=== What the task requires ===
Set down each line of the data below exactly as it stands, dropping the pictures.

=== Dataset records ===
-- Begin --

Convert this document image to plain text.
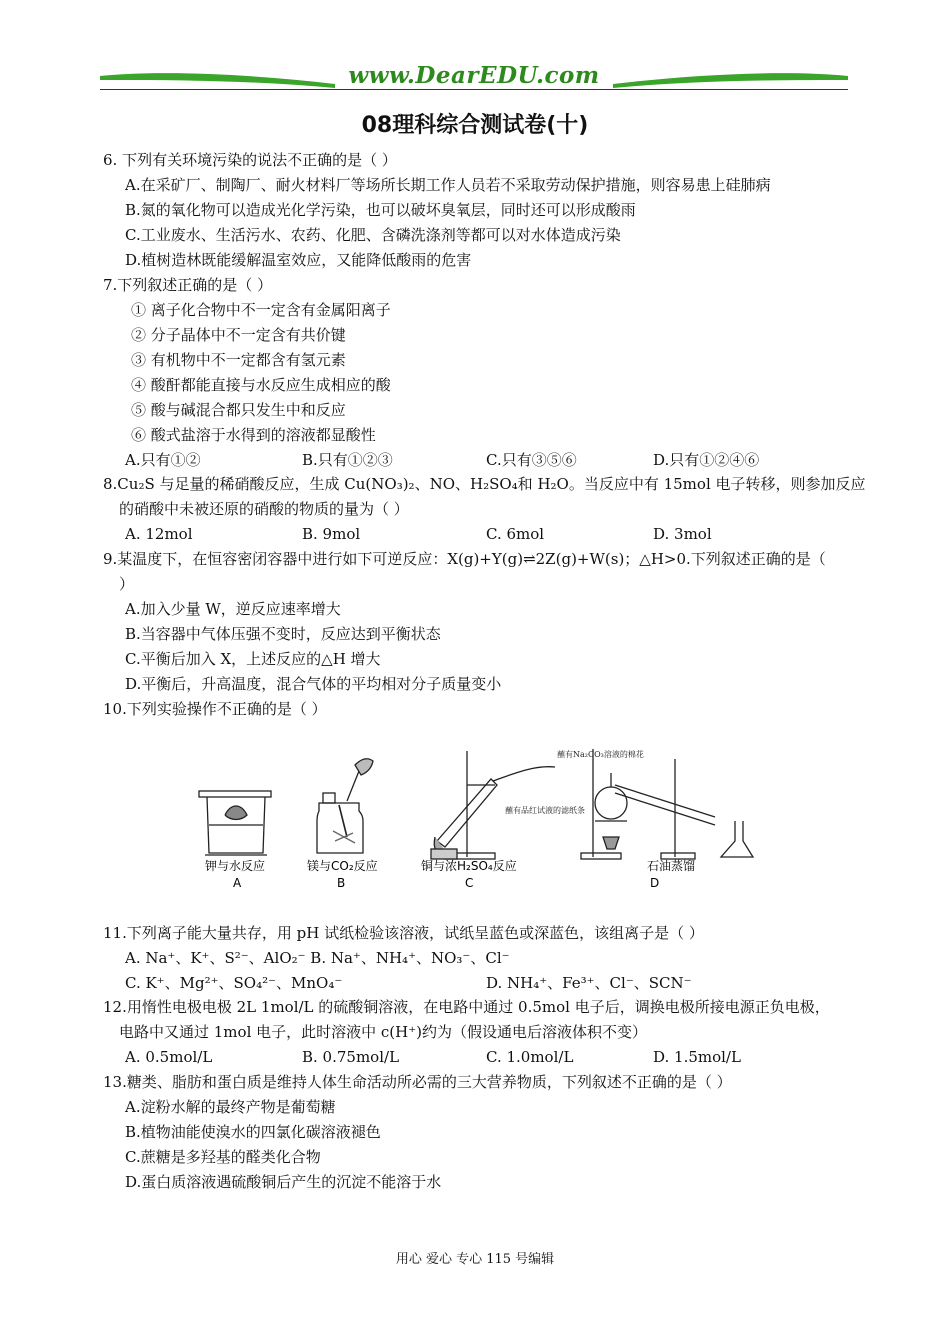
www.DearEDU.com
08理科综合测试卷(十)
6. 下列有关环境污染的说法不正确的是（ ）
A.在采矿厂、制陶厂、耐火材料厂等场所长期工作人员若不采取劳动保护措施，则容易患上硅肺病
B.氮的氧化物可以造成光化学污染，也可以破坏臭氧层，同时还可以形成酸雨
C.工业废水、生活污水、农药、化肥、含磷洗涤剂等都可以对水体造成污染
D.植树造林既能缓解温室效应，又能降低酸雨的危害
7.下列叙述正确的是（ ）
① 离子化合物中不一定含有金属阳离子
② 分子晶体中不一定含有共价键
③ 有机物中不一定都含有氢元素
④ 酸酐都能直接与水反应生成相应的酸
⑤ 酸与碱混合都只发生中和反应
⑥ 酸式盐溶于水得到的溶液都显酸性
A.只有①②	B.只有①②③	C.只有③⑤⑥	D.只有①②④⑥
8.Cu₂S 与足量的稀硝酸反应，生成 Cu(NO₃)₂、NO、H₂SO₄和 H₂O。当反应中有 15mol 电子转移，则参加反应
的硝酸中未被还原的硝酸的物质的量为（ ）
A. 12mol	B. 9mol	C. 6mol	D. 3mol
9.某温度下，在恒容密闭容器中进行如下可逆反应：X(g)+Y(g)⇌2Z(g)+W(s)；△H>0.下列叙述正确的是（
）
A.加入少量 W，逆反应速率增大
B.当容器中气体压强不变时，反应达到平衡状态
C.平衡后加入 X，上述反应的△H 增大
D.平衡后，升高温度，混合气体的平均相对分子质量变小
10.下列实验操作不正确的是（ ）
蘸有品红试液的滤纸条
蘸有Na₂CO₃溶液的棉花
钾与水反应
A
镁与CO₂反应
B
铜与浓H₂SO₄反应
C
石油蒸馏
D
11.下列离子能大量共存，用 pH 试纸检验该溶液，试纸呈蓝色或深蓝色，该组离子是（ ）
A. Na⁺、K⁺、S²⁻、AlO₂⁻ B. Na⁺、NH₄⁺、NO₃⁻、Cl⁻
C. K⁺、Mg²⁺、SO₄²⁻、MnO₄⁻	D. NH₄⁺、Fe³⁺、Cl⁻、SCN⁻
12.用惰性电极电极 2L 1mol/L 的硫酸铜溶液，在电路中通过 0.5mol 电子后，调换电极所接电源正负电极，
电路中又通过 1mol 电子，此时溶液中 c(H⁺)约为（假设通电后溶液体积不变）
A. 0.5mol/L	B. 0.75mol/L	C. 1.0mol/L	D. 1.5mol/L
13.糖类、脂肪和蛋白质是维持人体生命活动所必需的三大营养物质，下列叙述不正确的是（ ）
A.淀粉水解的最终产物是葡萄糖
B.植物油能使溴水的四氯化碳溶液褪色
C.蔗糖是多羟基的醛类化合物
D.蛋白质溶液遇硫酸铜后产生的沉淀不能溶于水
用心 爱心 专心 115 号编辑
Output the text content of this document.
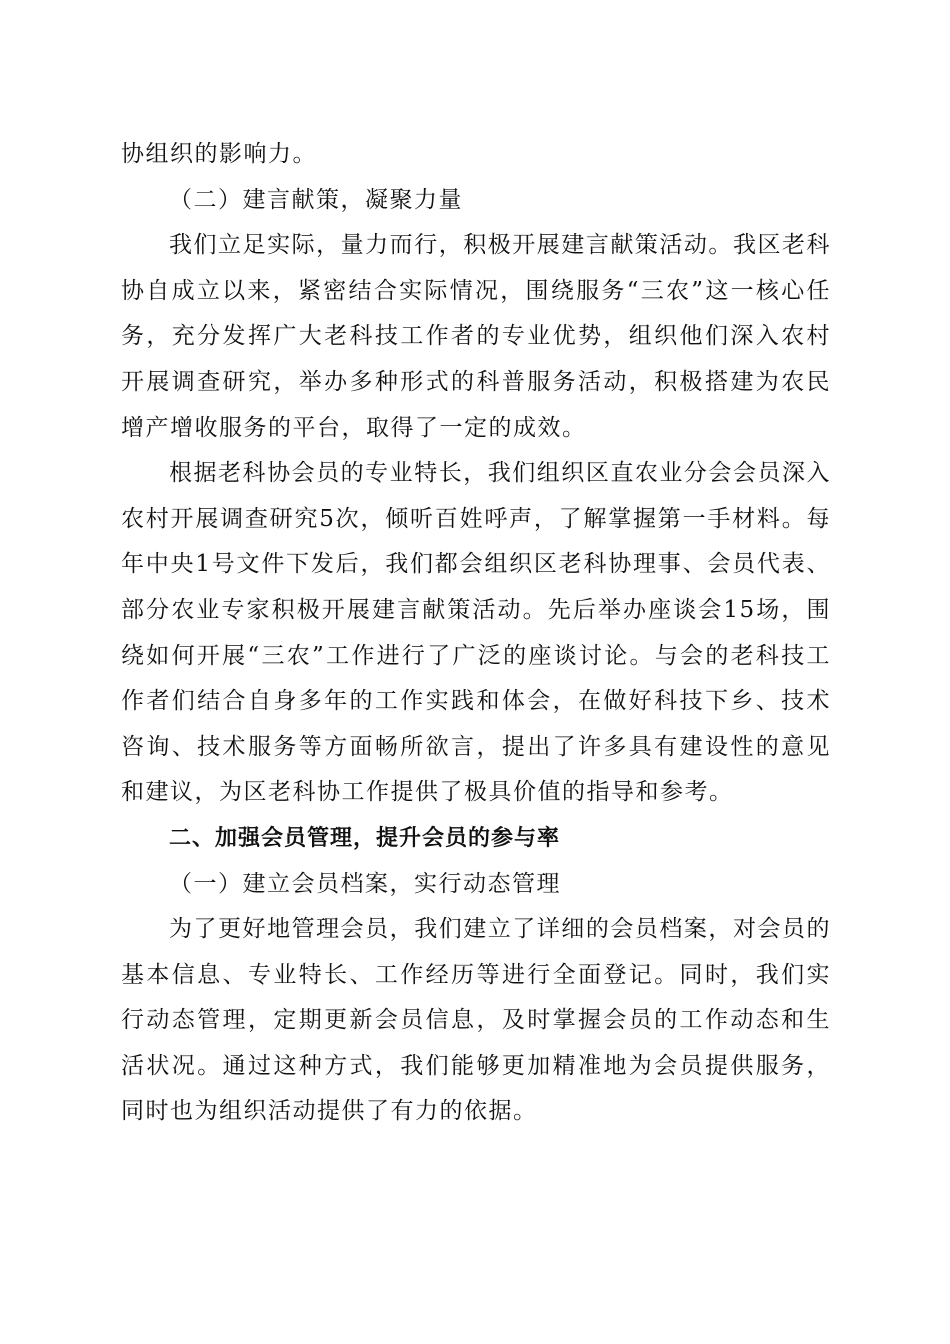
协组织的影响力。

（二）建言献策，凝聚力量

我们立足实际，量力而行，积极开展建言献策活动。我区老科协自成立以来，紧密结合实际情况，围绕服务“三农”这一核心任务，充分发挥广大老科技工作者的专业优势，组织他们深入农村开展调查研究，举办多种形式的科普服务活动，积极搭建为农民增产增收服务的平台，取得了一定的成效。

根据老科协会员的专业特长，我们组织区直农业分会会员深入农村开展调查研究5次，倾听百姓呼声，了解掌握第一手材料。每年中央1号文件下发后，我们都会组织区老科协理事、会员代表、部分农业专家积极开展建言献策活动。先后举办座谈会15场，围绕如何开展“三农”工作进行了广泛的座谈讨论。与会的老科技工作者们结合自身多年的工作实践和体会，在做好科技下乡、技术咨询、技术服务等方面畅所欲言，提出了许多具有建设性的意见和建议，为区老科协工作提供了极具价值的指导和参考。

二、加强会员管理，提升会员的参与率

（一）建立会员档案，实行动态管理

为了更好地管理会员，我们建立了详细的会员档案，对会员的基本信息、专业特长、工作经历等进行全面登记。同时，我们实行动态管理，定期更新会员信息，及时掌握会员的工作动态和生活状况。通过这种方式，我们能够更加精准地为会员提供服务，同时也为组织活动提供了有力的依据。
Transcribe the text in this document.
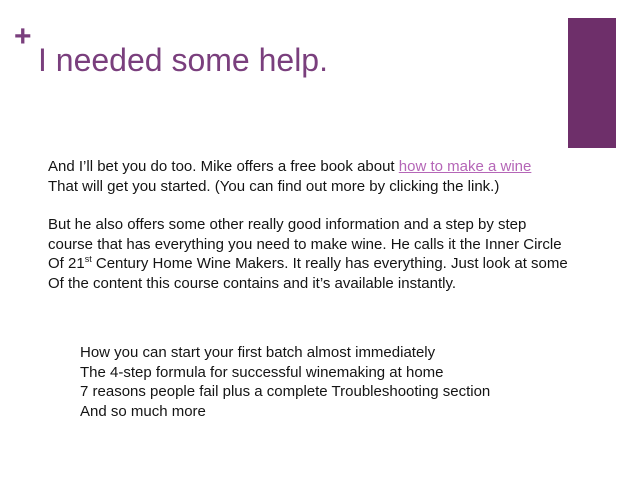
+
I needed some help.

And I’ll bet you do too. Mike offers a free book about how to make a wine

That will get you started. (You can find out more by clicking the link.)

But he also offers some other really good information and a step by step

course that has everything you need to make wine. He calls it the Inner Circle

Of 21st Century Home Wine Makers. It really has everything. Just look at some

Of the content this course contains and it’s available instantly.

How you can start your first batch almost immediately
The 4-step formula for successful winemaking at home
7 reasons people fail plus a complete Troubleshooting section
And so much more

-- End --

=== Full solution ===
Convert this document image to plain text.
www.DearEDU.com
08理科综合测试卷(十)
6. 下列有关环境污染的说法不正确的是（ ）
A.在采矿厂、制陶厂、耐火材料厂等场所长期工作人员若不采取劳动保护措施，则容易患上硅肺病
B.氮的氧化物可以造成光化学污染，也可以破坏臭氧层，同时还可以形成酸雨
C.工业废水、生活污水、农药、化肥、含磷洗涤剂等都可以对水体造成污染
D.植树造林既能缓解温室效应，又能降低酸雨的危害
7.下列叙述正确的是（ ）
① 离子化合物中不一定含有金属阳离子
② 分子晶体中不一定含有共价键
③ 有机物中不一定都含有氢元素
④ 酸酐都能直接与水反应生成相应的酸
⑤ 酸与碱混合都只发生中和反应
⑥ 酸式盐溶于水得到的溶液都显酸性
A.只有①②	B.只有①②③	C.只有③⑤⑥	D.只有①②④⑥
8.Cu₂S 与足量的稀硝酸反应，生成 Cu(NO₃)₂、NO、H₂SO₄和 H₂O。当反应中有 15mol 电子转移，则参加反应
的硝酸中未被还原的硝酸的物质的量为（ ）
A. 12mol	B. 9mol	C. 6mol	D. 3mol
9.某温度下，在恒容密闭容器中进行如下可逆反应：X(g)+Y(g)⇌2Z(g)+W(s)；△H>0.下列叙述正确的是（
）
A.加入少量 W，逆反应速率增大
B.当容器中气体压强不变时，反应达到平衡状态
C.平衡后加入 X，上述反应的△H 增大
D.平衡后，升高温度，混合气体的平均相对分子质量变小
10.下列实验操作不正确的是（ ）
蘸有品红试液的滤纸条
蘸有Na₂CO₃溶液的棉花
钾与水反应
A
镁与CO₂反应
B
铜与浓H₂SO₄反应
C
石油蒸馏
D
11.下列离子能大量共存，用 pH 试纸检验该溶液，试纸呈蓝色或深蓝色，该组离子是（ ）
A. Na⁺、K⁺、S²⁻、AlO₂⁻ B. Na⁺、NH₄⁺、NO₃⁻、Cl⁻
C. K⁺、Mg²⁺、SO₄²⁻、MnO₄⁻	D. NH₄⁺、Fe³⁺、Cl⁻、SCN⁻
12.用惰性电极电极 2L 1mol/L 的硫酸铜溶液，在电路中通过 0.5mol 电子后，调换电极所接电源正负电极，
电路中又通过 1mol 电子，此时溶液中 c(H⁺)约为（假设通电后溶液体积不变）
A. 0.5mol/L	B. 0.75mol/L	C. 1.0mol/L	D. 1.5mol/L
13.糖类、脂肪和蛋白质是维持人体生命活动所必需的三大营养物质，下列叙述不正确的是（ ）
A.淀粉水解的最终产物是葡萄糖
B.植物油能使溴水的四氯化碳溶液褪色
C.蔗糖是多羟基的醛类化合物
D.蛋白质溶液遇硫酸铜后产生的沉淀不能溶于水
用心 爱心 专心 115 号编辑
Output the text content of this document.
协组织的影响力。

（二）建言献策，凝聚力量

我们立足实际，量力而行，积极开展建言献策活动。我区老科协自成立以来，紧密结合实际情况，围绕服务“三农”这一核心任务，充分发挥广大老科技工作者的专业优势，组织他们深入农村开展调查研究，举办多种形式的科普服务活动，积极搭建为农民增产增收服务的平台，取得了一定的成效。

根据老科协会员的专业特长，我们组织区直农业分会会员深入农村开展调查研究5次，倾听百姓呼声，了解掌握第一手材料。每年中央1号文件下发后，我们都会组织区老科协理事、会员代表、部分农业专家积极开展建言献策活动。先后举办座谈会15场，围绕如何开展“三农”工作进行了广泛的座谈讨论。与会的老科技工作者们结合自身多年的工作实践和体会，在做好科技下乡、技术咨询、技术服务等方面畅所欲言，提出了许多具有建设性的意见和建议，为区老科协工作提供了极具价值的指导和参考。

二、加强会员管理，提升会员的参与率

（一）建立会员档案，实行动态管理

为了更好地管理会员，我们建立了详细的会员档案，对会员的基本信息、专业特长、工作经历等进行全面登记。同时，我们实行动态管理，定期更新会员信息，及时掌握会员的工作动态和生活状况。通过这种方式，我们能够更加精准地为会员提供服务，同时也为组织活动提供了有力的依据。
Transcribe the text in this document.
+
I needed some help.

And I’ll bet you do too. Mike offers a free book about how to make a wine

That will get you started. (You can find out more by clicking the link.)

But he also offers some other really good information and a step by step

course that has everything you need to make wine. He calls it the Inner Circle

Of 21st Century Home Wine Makers. It really has everything. Just look at some

Of the content this course contains and it’s available instantly.

How you can start your first batch almost immediately
The 4-step formula for successful winemaking at home
7 reasons people fail plus a complete Troubleshooting section
And so much more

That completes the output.